*WHAT THE EXERCISE ASKS:*
Check each line for the word "Coditos" and report how many have it. Give nothing else.
INPUT ROWS start
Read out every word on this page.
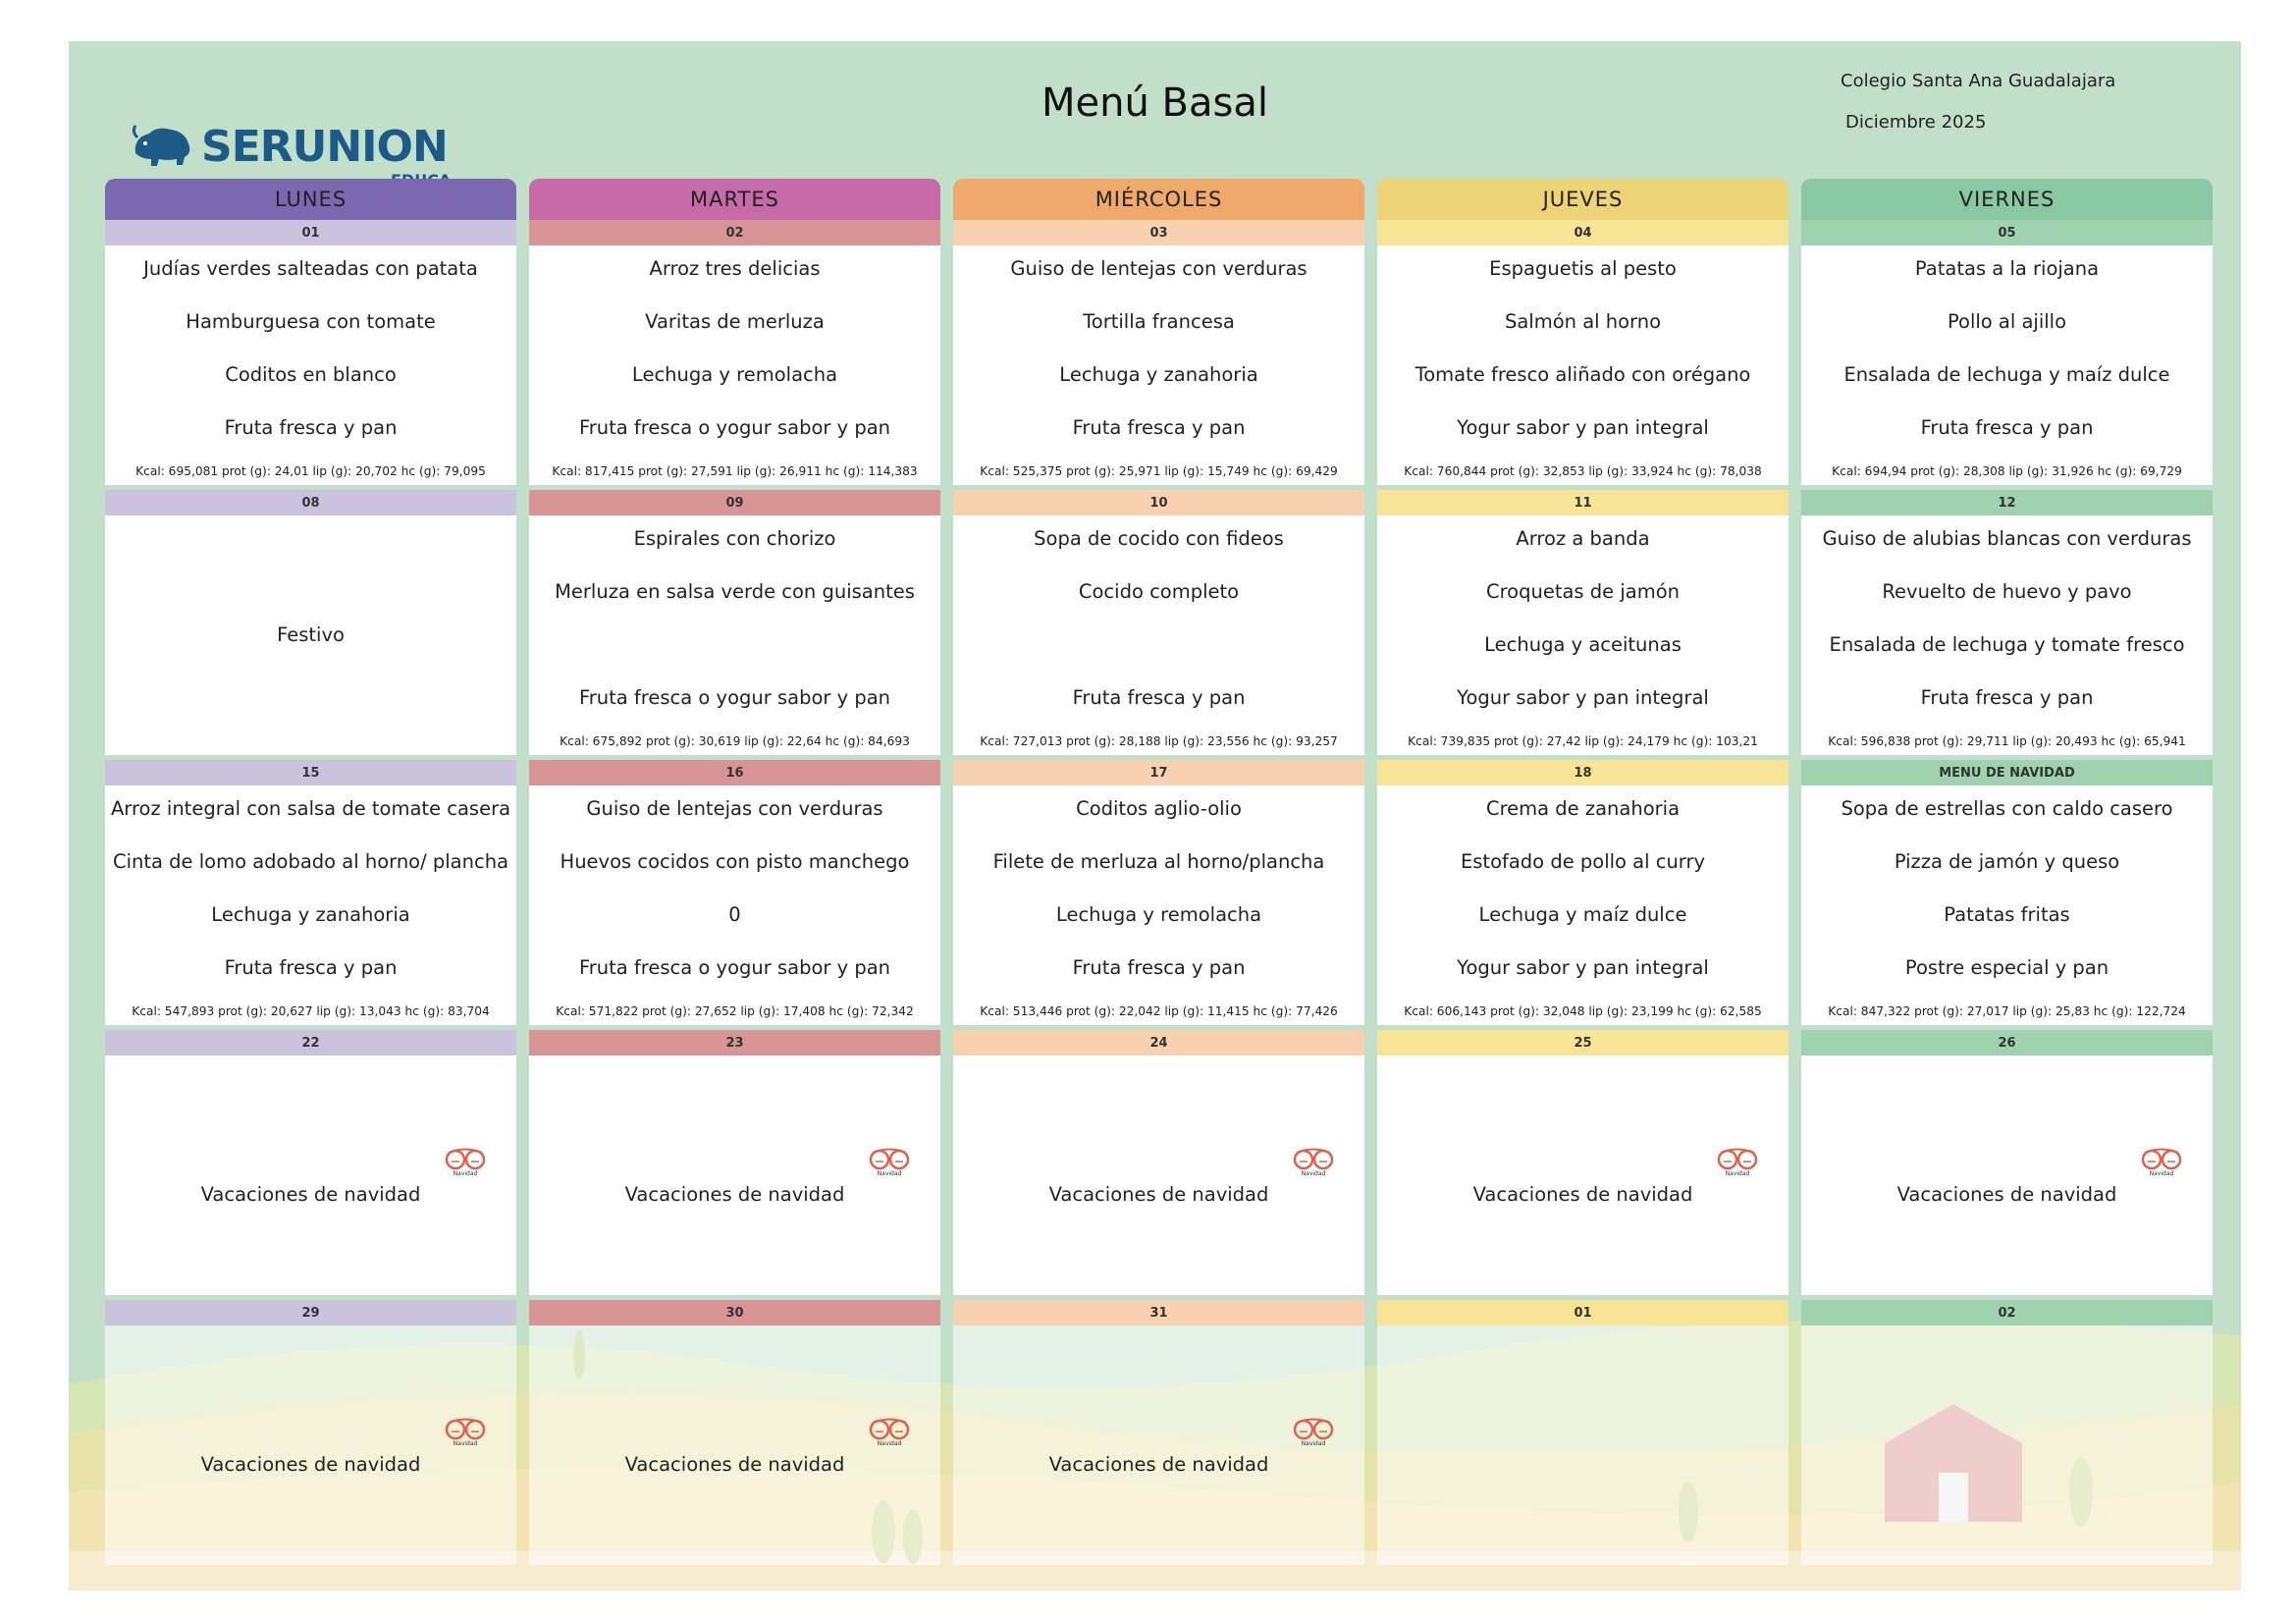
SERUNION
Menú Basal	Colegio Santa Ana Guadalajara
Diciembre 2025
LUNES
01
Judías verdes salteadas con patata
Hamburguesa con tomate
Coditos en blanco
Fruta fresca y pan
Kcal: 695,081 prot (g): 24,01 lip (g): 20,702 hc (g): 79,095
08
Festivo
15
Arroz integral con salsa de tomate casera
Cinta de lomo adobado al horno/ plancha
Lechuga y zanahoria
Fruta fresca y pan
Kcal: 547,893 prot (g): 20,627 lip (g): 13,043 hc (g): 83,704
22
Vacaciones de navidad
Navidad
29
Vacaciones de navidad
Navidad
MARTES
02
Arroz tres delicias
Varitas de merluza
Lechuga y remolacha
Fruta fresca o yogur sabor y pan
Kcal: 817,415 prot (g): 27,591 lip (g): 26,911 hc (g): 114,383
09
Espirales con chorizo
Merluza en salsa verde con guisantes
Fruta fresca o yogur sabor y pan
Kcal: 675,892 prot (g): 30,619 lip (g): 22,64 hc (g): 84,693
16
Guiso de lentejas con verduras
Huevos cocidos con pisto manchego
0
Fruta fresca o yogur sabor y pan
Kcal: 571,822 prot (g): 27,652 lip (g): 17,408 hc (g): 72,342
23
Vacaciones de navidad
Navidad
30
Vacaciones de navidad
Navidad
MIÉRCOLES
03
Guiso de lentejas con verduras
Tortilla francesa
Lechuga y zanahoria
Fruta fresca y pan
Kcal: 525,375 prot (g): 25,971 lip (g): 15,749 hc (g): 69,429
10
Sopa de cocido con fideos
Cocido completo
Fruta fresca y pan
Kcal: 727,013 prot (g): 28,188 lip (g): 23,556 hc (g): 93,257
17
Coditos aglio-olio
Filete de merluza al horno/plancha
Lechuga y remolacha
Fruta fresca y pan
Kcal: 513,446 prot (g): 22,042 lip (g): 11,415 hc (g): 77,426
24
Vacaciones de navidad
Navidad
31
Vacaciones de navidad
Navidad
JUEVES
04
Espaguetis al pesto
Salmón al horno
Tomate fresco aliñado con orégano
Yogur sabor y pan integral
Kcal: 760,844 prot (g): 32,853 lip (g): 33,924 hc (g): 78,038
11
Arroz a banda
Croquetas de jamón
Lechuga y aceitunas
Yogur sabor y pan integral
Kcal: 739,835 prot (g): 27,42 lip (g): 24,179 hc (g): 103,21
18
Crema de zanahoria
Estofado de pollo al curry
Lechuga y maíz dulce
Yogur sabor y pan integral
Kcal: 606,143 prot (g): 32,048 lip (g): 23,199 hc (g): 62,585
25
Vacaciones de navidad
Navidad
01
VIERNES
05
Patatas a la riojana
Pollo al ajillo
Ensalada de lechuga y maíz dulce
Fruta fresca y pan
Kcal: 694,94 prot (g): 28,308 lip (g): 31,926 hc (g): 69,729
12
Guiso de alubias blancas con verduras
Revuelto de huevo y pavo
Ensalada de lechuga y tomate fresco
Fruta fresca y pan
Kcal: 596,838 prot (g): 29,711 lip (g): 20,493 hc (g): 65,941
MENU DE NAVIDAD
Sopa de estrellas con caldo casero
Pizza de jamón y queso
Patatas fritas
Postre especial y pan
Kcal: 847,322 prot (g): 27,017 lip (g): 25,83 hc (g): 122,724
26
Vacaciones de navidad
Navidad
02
INPUT ROWS end
INPUT ROWS start
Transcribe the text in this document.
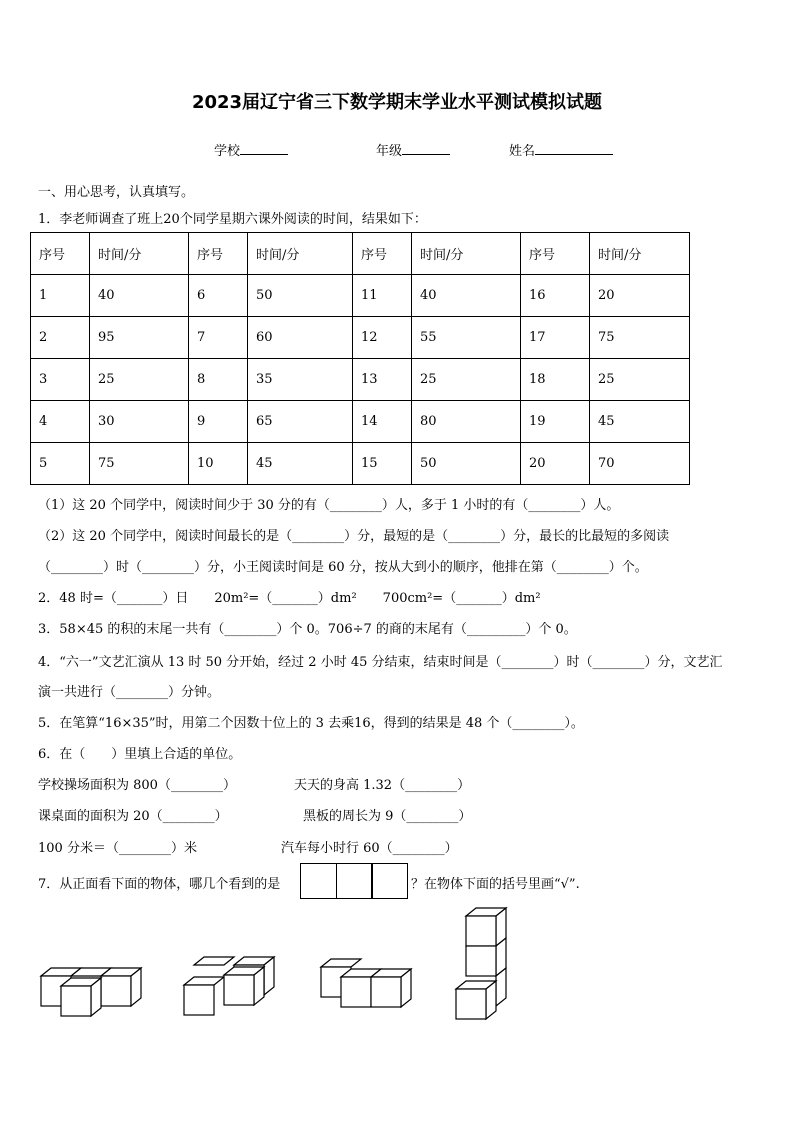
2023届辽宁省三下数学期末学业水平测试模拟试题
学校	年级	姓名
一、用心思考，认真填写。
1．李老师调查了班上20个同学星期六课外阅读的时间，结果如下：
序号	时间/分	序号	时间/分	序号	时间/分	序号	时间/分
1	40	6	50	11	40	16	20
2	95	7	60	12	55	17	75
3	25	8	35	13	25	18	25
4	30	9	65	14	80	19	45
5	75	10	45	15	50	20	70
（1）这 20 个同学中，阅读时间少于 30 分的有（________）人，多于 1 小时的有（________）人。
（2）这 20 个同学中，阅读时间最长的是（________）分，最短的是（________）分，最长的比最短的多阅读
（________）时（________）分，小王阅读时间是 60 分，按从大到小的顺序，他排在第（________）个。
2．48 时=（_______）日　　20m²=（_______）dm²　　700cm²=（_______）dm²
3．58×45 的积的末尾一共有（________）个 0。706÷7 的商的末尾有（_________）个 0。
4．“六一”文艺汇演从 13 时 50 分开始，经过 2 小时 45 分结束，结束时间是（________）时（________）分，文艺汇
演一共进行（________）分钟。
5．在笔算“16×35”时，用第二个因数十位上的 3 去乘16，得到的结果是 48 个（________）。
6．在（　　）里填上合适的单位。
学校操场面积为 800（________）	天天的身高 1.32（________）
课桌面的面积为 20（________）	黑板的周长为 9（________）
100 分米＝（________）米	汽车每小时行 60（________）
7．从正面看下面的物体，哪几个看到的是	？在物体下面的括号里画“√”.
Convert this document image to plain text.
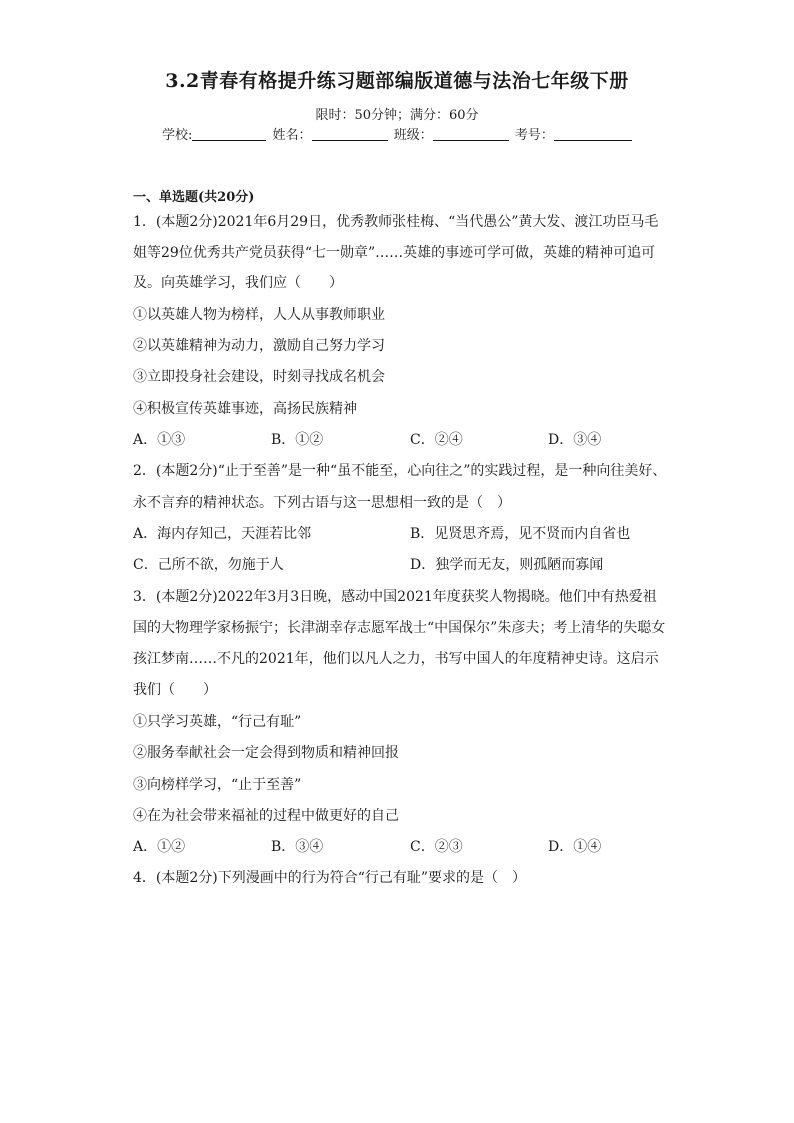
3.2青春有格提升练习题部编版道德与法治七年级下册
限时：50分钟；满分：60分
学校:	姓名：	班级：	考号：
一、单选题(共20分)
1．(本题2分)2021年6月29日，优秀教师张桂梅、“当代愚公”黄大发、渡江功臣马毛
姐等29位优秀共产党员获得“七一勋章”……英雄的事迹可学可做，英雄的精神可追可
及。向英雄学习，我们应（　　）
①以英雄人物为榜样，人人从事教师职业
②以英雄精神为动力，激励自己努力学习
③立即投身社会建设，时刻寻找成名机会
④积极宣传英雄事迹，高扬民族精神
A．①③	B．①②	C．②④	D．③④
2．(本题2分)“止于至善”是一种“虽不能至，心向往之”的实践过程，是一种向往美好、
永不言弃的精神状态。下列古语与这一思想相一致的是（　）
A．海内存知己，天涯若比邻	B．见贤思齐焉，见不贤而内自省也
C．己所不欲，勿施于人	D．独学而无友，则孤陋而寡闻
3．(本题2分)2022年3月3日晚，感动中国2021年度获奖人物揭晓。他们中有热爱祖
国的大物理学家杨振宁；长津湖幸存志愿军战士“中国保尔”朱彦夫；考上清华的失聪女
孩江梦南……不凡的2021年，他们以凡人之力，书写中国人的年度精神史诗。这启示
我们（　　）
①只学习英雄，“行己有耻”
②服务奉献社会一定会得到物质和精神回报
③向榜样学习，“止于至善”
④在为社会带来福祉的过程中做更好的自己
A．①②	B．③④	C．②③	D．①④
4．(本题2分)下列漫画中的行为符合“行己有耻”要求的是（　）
INPUT ROWS end
*CORRECT ANSWER:*
2